> **Figure record extracts**:
**********

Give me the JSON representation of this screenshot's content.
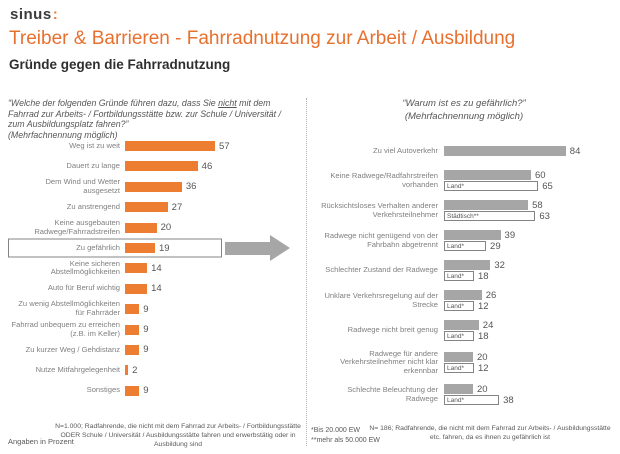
{
  "header": {
    "logo_text": "sinus",
    "logo_colon": ":",
    "title": "Treiber & Barrieren - Fahrradnutzung zur Arbeit / Ausbildung",
    "subtitle": "Gründe gegen die Fahrradnutzung"
  },
  "colors": {
    "orange": "#ED7D31",
    "title_orange": "#E8702E",
    "gray_bar": "#A6A6A6",
    "subbar_border": "#848484",
    "label_gray": "#808080",
    "text_gray": "#595959"
  },
  "left_panel": {
    "question": {
      "pre": "“Welche der folgenden Gründe führen dazu, dass Sie ",
      "underlined": "nicht",
      "post": " mit dem Fahrrad zur Arbeits- / Fortbildungsstätte bzw. zur Schule / Universität / zum Ausbildungsplatz fahren?”",
      "note": "(Mehrfachnennung möglich)"
    }
  },
  "right_panel": {
    "question": {
      "line1": "“Warum ist es zu gefährlich?”",
      "line2": "(Mehrfachnennung möglich)"
    }
  },
  "chart_data": [
    {
      "type": "bar",
      "orientation": "horizontal",
      "title": "“Welche der folgenden Gründe führen dazu, dass Sie nicht mit dem Fahrrad zur Arbeits- / Fortbildungsstätte bzw. zur Schule / Universität / zum Ausbildungsplatz fahren?” (Mehrfachnennung möglich)",
      "unit": "percent",
      "categories": [
        "Weg ist zu weit",
        "Dauert zu lange",
        "Dem Wind und Wetter ausgesetzt",
        "Zu anstrengend",
        "Keine ausgebauten Radwege/Fahrradstreifen",
        "Zu gefährlich",
        "Keine sicheren Abstellmöglichkeiten",
        "Auto für Beruf wichtig",
        "Zu wenig Abstellmöglichkeiten für Fahrräder",
        "Fahrrad unbequem zu erreichen (z.B. im Keller)",
        "Zu kurzer Weg / Gehdistanz",
        "Nutze Mitfahrgelegenheit",
        "Sonstiges"
      ],
      "values": [
        57,
        46,
        36,
        27,
        20,
        19,
        14,
        14,
        9,
        9,
        9,
        2,
        9
      ],
      "highlight_category": "Zu gefährlich",
      "bar_color": "#ED7D31",
      "xlim": [
        0,
        62
      ],
      "grid": false,
      "data_labels": true
    },
    {
      "type": "bar",
      "orientation": "horizontal",
      "title": "“Warum ist es zu gefährlich?” (Mehrfachnennung möglich)",
      "unit": "percent",
      "categories": [
        "Zu viel Autoverkehr",
        "Keine Radwege/Radfahrstreifen vorhanden",
        "Rücksichtsloses Verhalten anderer Verkehrsteilnehmer",
        "Radwege nicht genügend von der Fahrbahn abgetrennt",
        "Schlechter Zustand der Radwege",
        "Unklare Verkehrsregelung auf der Strecke",
        "Radwege nicht breit genug",
        "Radwege für andere Verkehrsteilnehmer nicht klar erkennbar",
        "Schlechte Beleuchtung der Radwege"
      ],
      "series": [
        {
          "role": "overall",
          "color": "#A6A6A6",
          "values": [
            84,
            60,
            58,
            39,
            32,
            26,
            24,
            20,
            20
          ]
        },
        {
          "role": "subgroup",
          "color": "#FFFFFF",
          "border_color": "#848484",
          "values": [
            null,
            65,
            63,
            29,
            18,
            12,
            18,
            12,
            38
          ],
          "bar_labels": [
            null,
            "Land*",
            "Städtisch**",
            "Land*",
            "Land*",
            "Land*",
            "Land*",
            "Land*",
            "Land*"
          ]
        }
      ],
      "xlim": [
        0,
        90
      ],
      "grid": false,
      "data_labels": true
    }
  ],
  "footnotes": {
    "angaben": "Angaben in Prozent",
    "left_n": "N=1.000; Radfahrende, die nicht mit dem Fahrrad zur Arbeits- / Fortbildungsstätte ODER Schule / Universität / Ausbildungsstätte fahren und erwerbstätig oder in Ausbildung sind",
    "star1": "*Bis 20.000 EW",
    "star2": "**mehr als 50.000 EW",
    "right_n": "N= 186; Radfahrende, die nicht mit dem Fahrrad zur Arbeits- / Ausbildungsstätte etc. fahren, da es ihnen zu gefährlich ist"
  }
}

**********

> **Set task**: Look through the data above. Each line containing the word "Radwege" needs to be copied.

> **Solution for this problem**:
        "Keine ausgebauten Radwege/Fahrradstreifen",
        "Keine Radwege/Radfahrstreifen vorhanden",
        "Radwege nicht genügend von der Fahrbahn abgetrennt",
        "Schlechter Zustand der Radwege",
        "Radwege nicht breit genug",
        "Radwege für andere Verkehrsteilnehmer nicht klar erkennbar",
        "Schlechte Beleuchtung der Radwege"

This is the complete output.